■ PROBLEM TO WORK ON ■
Return verbatim the run of lines that opens with the line holding "OCR this image." and closes with the last line of the records.

■ DATA FOR PROCESSING ■
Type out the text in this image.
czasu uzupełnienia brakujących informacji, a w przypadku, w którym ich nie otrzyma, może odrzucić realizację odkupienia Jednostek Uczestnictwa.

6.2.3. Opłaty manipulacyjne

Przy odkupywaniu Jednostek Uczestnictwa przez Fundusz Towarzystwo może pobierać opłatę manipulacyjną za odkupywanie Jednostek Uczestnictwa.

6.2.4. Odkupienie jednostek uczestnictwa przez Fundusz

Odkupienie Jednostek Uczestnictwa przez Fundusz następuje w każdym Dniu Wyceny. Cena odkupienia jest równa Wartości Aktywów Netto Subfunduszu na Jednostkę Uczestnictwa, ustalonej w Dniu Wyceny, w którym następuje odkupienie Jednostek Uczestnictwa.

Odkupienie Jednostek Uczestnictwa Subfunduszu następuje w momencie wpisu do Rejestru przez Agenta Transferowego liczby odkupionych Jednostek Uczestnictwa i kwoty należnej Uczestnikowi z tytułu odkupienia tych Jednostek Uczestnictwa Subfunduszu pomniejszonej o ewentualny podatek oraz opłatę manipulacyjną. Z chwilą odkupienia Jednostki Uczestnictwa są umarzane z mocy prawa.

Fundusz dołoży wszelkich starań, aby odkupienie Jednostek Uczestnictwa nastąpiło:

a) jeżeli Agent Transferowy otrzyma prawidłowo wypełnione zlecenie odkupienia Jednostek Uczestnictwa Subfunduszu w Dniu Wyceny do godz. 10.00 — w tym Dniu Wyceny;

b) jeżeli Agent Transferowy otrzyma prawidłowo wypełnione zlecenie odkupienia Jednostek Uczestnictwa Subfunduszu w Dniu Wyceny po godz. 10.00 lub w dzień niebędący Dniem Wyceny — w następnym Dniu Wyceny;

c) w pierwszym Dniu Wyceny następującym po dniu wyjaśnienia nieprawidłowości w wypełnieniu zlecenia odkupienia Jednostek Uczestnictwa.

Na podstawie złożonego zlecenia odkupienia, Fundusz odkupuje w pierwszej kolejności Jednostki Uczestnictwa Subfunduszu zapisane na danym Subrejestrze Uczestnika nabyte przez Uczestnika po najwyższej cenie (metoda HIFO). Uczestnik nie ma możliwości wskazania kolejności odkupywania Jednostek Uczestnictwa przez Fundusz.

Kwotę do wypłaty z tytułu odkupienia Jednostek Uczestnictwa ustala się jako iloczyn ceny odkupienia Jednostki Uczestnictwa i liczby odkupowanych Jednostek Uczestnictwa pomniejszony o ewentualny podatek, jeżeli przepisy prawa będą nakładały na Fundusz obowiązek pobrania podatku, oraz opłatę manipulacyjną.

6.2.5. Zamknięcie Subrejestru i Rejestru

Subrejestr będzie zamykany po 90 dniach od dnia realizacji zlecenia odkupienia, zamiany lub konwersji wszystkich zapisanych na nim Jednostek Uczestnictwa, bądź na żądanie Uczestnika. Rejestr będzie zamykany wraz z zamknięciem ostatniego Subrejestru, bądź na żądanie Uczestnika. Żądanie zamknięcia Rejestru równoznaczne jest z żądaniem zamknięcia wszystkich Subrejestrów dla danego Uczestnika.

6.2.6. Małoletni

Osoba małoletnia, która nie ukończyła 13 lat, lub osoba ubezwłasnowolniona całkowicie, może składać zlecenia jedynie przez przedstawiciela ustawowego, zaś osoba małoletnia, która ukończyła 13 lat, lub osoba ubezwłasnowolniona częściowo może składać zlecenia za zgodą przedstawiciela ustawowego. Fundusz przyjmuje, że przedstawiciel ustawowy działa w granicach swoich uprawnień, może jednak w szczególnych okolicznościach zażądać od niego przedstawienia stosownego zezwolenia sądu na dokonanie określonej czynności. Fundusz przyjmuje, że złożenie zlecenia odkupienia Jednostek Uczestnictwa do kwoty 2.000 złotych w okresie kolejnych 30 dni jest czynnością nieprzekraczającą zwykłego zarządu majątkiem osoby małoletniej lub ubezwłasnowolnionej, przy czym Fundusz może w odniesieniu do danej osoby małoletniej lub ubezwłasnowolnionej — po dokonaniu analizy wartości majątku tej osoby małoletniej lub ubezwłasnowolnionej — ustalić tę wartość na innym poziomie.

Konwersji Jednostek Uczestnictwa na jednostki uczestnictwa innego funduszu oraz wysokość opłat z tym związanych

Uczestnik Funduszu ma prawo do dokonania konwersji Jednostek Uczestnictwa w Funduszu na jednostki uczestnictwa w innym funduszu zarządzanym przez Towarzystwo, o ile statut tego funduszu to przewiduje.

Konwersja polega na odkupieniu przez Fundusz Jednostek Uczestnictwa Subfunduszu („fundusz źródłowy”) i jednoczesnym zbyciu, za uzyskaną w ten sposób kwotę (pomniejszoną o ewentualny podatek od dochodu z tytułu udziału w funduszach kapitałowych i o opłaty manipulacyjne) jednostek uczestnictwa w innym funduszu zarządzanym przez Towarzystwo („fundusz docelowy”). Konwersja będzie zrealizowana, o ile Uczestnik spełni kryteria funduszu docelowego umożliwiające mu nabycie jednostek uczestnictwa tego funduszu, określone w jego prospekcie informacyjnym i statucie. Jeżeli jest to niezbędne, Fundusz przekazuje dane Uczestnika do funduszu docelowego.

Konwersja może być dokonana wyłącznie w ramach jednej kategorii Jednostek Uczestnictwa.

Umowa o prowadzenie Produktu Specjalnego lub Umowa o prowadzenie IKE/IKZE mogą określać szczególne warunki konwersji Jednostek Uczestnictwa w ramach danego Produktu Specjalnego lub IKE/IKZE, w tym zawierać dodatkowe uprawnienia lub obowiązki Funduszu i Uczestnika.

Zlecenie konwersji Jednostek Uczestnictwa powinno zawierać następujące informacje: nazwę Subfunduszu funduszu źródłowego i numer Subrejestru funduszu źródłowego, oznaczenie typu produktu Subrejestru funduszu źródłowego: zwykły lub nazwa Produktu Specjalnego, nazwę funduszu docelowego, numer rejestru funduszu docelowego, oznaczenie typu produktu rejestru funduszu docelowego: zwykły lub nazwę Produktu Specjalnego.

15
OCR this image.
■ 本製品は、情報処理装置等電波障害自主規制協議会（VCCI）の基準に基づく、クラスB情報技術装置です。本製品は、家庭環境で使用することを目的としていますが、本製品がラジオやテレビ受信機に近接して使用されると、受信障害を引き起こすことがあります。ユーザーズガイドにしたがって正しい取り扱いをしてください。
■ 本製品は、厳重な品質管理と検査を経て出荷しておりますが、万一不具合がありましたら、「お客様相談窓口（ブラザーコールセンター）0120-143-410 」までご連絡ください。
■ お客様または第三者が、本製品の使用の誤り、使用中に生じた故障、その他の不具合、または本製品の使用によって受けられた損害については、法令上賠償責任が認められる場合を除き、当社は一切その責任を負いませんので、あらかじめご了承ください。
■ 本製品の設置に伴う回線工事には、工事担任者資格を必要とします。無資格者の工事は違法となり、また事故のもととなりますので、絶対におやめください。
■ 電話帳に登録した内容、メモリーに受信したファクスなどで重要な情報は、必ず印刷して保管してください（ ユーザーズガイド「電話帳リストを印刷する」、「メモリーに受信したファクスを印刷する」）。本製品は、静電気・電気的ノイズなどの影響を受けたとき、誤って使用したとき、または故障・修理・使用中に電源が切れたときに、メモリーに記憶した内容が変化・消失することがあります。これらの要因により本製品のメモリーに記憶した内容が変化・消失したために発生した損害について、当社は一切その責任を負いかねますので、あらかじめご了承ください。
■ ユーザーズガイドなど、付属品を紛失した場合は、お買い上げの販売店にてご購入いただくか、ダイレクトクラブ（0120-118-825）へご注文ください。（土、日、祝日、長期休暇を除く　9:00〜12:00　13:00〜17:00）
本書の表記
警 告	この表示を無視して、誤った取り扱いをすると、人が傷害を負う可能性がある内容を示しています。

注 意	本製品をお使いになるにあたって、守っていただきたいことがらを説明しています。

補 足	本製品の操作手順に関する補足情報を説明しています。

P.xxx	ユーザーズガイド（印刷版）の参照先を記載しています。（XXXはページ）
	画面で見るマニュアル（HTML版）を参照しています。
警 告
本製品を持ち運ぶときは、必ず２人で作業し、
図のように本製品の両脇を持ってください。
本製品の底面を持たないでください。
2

■ RESULT BELOW ■
OCR this image.
■ 本製品は、情報処理装置等電波障害自主規制協議会（VCCI）の基準に基づく、クラスB情報技術装置です。本製品は、家庭環境で使用することを目的としていますが、本製品がラジオやテレビ受信機に近接して使用されると、受信障害を引き起こすことがあります。ユーザーズガイドにしたがって正しい取り扱いをしてください。
■ 本製品は、厳重な品質管理と検査を経て出荷しておりますが、万一不具合がありましたら、「お客様相談窓口（ブラザーコールセンター）0120-143-410 」までご連絡ください。
■ お客様または第三者が、本製品の使用の誤り、使用中に生じた故障、その他の不具合、または本製品の使用によって受けられた損害については、法令上賠償責任が認められる場合を除き、当社は一切その責任を負いませんので、あらかじめご了承ください。
■ 本製品の設置に伴う回線工事には、工事担任者資格を必要とします。無資格者の工事は違法となり、また事故のもととなりますので、絶対におやめください。
■ 電話帳に登録した内容、メモリーに受信したファクスなどで重要な情報は、必ず印刷して保管してください（ ユーザーズガイド「電話帳リストを印刷する」、「メモリーに受信したファクスを印刷する」）。本製品は、静電気・電気的ノイズなどの影響を受けたとき、誤って使用したとき、または故障・修理・使用中に電源が切れたときに、メモリーに記憶した内容が変化・消失することがあります。これらの要因により本製品のメモリーに記憶した内容が変化・消失したために発生した損害について、当社は一切その責任を負いかねますので、あらかじめご了承ください。
■ ユーザーズガイドなど、付属品を紛失した場合は、お買い上げの販売店にてご購入いただくか、ダイレクトクラブ（0120-118-825）へご注文ください。（土、日、祝日、長期休暇を除く　9:00〜12:00　13:00〜17:00）
本書の表記
警 告	この表示を無視して、誤った取り扱いをすると、人が傷害を負う可能性がある内容を示しています。

注 意	本製品をお使いになるにあたって、守っていただきたいことがらを説明しています。

補 足	本製品の操作手順に関する補足情報を説明しています。

P.xxx	ユーザーズガイド（印刷版）の参照先を記載しています。（XXXはページ）
	画面で見るマニュアル（HTML版）を参照しています。
警 告
本製品を持ち運ぶときは、必ず２人で作業し、
図のように本製品の両脇を持ってください。
本製品の底面を持たないでください。
2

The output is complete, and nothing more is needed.